### Provided data

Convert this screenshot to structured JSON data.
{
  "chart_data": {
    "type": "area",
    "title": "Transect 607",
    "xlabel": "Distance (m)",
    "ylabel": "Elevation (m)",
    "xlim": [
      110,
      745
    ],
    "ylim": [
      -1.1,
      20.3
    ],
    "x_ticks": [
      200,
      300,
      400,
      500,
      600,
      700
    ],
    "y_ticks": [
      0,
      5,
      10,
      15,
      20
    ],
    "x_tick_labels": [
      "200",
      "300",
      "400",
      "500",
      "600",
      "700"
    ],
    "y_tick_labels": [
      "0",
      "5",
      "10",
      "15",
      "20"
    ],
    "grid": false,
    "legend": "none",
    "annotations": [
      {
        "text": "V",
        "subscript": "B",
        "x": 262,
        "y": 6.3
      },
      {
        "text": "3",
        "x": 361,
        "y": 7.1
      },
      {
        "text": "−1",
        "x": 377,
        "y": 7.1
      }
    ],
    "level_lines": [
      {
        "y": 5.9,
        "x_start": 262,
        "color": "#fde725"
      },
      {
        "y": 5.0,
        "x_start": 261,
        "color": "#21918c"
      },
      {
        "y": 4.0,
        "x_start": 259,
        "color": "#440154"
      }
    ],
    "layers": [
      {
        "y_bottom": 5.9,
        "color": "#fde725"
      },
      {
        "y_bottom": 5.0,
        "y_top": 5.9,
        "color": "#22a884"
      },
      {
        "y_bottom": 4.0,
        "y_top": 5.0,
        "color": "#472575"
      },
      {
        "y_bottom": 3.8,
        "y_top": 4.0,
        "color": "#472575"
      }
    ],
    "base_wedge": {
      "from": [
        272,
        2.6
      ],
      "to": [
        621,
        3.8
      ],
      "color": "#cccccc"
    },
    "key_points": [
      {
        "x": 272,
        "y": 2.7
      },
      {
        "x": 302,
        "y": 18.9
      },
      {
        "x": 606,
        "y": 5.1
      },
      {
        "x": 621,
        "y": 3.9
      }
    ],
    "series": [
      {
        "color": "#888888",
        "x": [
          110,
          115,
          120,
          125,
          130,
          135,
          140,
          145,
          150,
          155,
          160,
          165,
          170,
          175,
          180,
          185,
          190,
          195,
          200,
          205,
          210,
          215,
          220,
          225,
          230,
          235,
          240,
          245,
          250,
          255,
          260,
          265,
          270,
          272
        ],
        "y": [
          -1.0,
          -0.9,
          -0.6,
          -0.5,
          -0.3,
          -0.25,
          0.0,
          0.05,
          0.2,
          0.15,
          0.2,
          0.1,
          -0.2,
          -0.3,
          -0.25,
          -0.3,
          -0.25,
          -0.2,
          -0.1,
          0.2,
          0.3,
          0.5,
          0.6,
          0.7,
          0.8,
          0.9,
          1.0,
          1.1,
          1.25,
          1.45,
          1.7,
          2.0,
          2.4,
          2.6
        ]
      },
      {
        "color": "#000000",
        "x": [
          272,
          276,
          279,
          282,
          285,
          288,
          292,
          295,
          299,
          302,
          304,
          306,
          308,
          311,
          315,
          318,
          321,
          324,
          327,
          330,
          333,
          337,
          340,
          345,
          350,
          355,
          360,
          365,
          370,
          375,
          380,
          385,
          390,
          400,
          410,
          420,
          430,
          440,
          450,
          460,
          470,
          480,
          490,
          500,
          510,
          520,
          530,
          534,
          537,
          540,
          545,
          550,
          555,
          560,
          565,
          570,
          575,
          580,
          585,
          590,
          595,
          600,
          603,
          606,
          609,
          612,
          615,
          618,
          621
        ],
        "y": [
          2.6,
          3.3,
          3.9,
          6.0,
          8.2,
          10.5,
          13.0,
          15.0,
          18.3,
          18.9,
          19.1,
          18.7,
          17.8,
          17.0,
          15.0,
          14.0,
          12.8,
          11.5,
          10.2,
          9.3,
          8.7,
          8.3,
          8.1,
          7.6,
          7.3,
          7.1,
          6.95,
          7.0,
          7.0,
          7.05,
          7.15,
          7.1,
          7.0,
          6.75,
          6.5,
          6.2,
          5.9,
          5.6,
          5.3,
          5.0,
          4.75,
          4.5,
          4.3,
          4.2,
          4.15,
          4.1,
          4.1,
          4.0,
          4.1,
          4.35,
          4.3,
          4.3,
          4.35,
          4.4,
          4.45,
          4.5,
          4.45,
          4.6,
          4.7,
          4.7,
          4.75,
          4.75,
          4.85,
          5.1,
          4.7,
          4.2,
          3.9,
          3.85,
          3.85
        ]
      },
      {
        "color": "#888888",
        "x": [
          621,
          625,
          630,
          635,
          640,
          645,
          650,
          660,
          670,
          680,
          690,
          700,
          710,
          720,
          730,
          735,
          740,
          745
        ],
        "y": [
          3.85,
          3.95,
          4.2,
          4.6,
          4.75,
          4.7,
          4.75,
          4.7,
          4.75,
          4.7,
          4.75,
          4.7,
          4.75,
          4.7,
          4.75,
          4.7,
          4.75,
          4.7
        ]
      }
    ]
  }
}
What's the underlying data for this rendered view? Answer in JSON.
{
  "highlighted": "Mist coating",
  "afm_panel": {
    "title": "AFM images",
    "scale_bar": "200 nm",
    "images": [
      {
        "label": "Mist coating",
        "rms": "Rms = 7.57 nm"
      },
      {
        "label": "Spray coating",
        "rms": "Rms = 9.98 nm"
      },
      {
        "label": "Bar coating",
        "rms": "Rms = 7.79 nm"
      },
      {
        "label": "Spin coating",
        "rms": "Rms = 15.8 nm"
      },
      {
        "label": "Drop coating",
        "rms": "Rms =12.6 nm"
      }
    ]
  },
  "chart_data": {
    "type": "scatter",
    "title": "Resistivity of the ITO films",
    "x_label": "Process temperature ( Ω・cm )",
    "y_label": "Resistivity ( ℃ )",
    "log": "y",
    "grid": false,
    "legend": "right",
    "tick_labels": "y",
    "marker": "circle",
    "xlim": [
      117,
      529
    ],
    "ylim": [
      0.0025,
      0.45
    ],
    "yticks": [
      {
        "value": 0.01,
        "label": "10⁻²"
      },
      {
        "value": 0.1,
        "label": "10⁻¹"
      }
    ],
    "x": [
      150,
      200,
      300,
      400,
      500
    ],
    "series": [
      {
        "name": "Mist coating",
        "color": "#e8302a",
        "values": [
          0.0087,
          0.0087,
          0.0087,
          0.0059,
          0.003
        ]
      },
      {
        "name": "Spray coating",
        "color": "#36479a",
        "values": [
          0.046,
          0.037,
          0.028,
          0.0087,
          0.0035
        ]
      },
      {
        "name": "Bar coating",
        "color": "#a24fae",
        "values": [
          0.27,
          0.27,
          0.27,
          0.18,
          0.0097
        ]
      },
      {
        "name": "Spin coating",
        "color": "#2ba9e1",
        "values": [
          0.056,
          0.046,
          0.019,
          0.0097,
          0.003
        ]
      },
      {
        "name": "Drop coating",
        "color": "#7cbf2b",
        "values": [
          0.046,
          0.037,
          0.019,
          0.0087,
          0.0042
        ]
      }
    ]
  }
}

### Exercise
Working from the material above, retype it in its entirety without change.

### Expected answer
Convert this screenshot to structured JSON data.
{
  "chart_data": {
    "type": "area",
    "title": "Transect 607",
    "xlabel": "Distance (m)",
    "ylabel": "Elevation (m)",
    "xlim": [
      110,
      745
    ],
    "ylim": [
      -1.1,
      20.3
    ],
    "x_ticks": [
      200,
      300,
      400,
      500,
      600,
      700
    ],
    "y_ticks": [
      0,
      5,
      10,
      15,
      20
    ],
    "x_tick_labels": [
      "200",
      "300",
      "400",
      "500",
      "600",
      "700"
    ],
    "y_tick_labels": [
      "0",
      "5",
      "10",
      "15",
      "20"
    ],
    "grid": false,
    "legend": "none",
    "annotations": [
      {
        "text": "V",
        "subscript": "B",
        "x": 262,
        "y": 6.3
      },
      {
        "text": "3",
        "x": 361,
        "y": 7.1
      },
      {
        "text": "−1",
        "x": 377,
        "y": 7.1
      }
    ],
    "level_lines": [
      {
        "y": 5.9,
        "x_start": 262,
        "color": "#fde725"
      },
      {
        "y": 5.0,
        "x_start": 261,
        "color": "#21918c"
      },
      {
        "y": 4.0,
        "x_start": 259,
        "color": "#440154"
      }
    ],
    "layers": [
      {
        "y_bottom": 5.9,
        "color": "#fde725"
      },
      {
        "y_bottom": 5.0,
        "y_top": 5.9,
        "color": "#22a884"
      },
      {
        "y_bottom": 4.0,
        "y_top": 5.0,
        "color": "#472575"
      },
      {
        "y_bottom": 3.8,
        "y_top": 4.0,
        "color": "#472575"
      }
    ],
    "base_wedge": {
      "from": [
        272,
        2.6
      ],
      "to": [
        621,
        3.8
      ],
      "color": "#cccccc"
    },
    "key_points": [
      {
        "x": 272,
        "y": 2.7
      },
      {
        "x": 302,
        "y": 18.9
      },
      {
        "x": 606,
        "y": 5.1
      },
      {
        "x": 621,
        "y": 3.9
      }
    ],
    "series": [
      {
        "color": "#888888",
        "x": [
          110,
          115,
          120,
          125,
          130,
          135,
          140,
          145,
          150,
          155,
          160,
          165,
          170,
          175,
          180,
          185,
          190,
          195,
          200,
          205,
          210,
          215,
          220,
          225,
          230,
          235,
          240,
          245,
          250,
          255,
          260,
          265,
          270,
          272
        ],
        "y": [
          -1.0,
          -0.9,
          -0.6,
          -0.5,
          -0.3,
          -0.25,
          0.0,
          0.05,
          0.2,
          0.15,
          0.2,
          0.1,
          -0.2,
          -0.3,
          -0.25,
          -0.3,
          -0.25,
          -0.2,
          -0.1,
          0.2,
          0.3,
          0.5,
          0.6,
          0.7,
          0.8,
          0.9,
          1.0,
          1.1,
          1.25,
          1.45,
          1.7,
          2.0,
          2.4,
          2.6
        ]
      },
      {
        "color": "#000000",
        "x": [
          272,
          276,
          279,
          282,
          285,
          288,
          292,
          295,
          299,
          302,
          304,
          306,
          308,
          311,
          315,
          318,
          321,
          324,
          327,
          330,
          333,
          337,
          340,
          345,
          350,
          355,
          360,
          365,
          370,
          375,
          380,
          385,
          390,
          400,
          410,
          420,
          430,
          440,
          450,
          460,
          470,
          480,
          490,
          500,
          510,
          520,
          530,
          534,
          537,
          540,
          545,
          550,
          555,
          560,
          565,
          570,
          575,
          580,
          585,
          590,
          595,
          600,
          603,
          606,
          609,
          612,
          615,
          618,
          621
        ],
        "y": [
          2.6,
          3.3,
          3.9,
          6.0,
          8.2,
          10.5,
          13.0,
          15.0,
          18.3,
          18.9,
          19.1,
          18.7,
          17.8,
          17.0,
          15.0,
          14.0,
          12.8,
          11.5,
          10.2,
          9.3,
          8.7,
          8.3,
          8.1,
          7.6,
          7.3,
          7.1,
          6.95,
          7.0,
          7.0,
          7.05,
          7.15,
          7.1,
          7.0,
          6.75,
          6.5,
          6.2,
          5.9,
          5.6,
          5.3,
          5.0,
          4.75,
          4.5,
          4.3,
          4.2,
          4.15,
          4.1,
          4.1,
          4.0,
          4.1,
          4.35,
          4.3,
          4.3,
          4.35,
          4.4,
          4.45,
          4.5,
          4.45,
          4.6,
          4.7,
          4.7,
          4.75,
          4.75,
          4.85,
          5.1,
          4.7,
          4.2,
          3.9,
          3.85,
          3.85
        ]
      },
      {
        "color": "#888888",
        "x": [
          621,
          625,
          630,
          635,
          640,
          645,
          650,
          660,
          670,
          680,
          690,
          700,
          710,
          720,
          730,
          735,
          740,
          745
        ],
        "y": [
          3.85,
          3.95,
          4.2,
          4.6,
          4.75,
          4.7,
          4.75,
          4.7,
          4.75,
          4.7,
          4.75,
          4.7,
          4.75,
          4.7,
          4.75,
          4.7,
          4.75,
          4.7
        ]
      }
    ]
  }
}
What's the underlying data for this rendered view? Answer in JSON.
{
  "highlighted": "Mist coating",
  "afm_panel": {
    "title": "AFM images",
    "scale_bar": "200 nm",
    "images": [
      {
        "label": "Mist coating",
        "rms": "Rms = 7.57 nm"
      },
      {
        "label": "Spray coating",
        "rms": "Rms = 9.98 nm"
      },
      {
        "label": "Bar coating",
        "rms": "Rms = 7.79 nm"
      },
      {
        "label": "Spin coating",
        "rms": "Rms = 15.8 nm"
      },
      {
        "label": "Drop coating",
        "rms": "Rms =12.6 nm"
      }
    ]
  },
  "chart_data": {
    "type": "scatter",
    "title": "Resistivity of the ITO films",
    "x_label": "Process temperature ( Ω・cm )",
    "y_label": "Resistivity ( ℃ )",
    "log": "y",
    "grid": false,
    "legend": "right",
    "tick_labels": "y",
    "marker": "circle",
    "xlim": [
      117,
      529
    ],
    "ylim": [
      0.0025,
      0.45
    ],
    "yticks": [
      {
        "value": 0.01,
        "label": "10⁻²"
      },
      {
        "value": 0.1,
        "label": "10⁻¹"
      }
    ],
    "x": [
      150,
      200,
      300,
      400,
      500
    ],
    "series": [
      {
        "name": "Mist coating",
        "color": "#e8302a",
        "values": [
          0.0087,
          0.0087,
          0.0087,
          0.0059,
          0.003
        ]
      },
      {
        "name": "Spray coating",
        "color": "#36479a",
        "values": [
          0.046,
          0.037,
          0.028,
          0.0087,
          0.0035
        ]
      },
      {
        "name": "Bar coating",
        "color": "#a24fae",
        "values": [
          0.27,
          0.27,
          0.27,
          0.18,
          0.0097
        ]
      },
      {
        "name": "Spin coating",
        "color": "#2ba9e1",
        "values": [
          0.056,
          0.046,
          0.019,
          0.0097,
          0.003
        ]
      },
      {
        "name": "Drop coating",
        "color": "#7cbf2b",
        "values": [
          0.046,
          0.037,
          0.019,
          0.0087,
          0.0042
        ]
      }
    ]
  }
}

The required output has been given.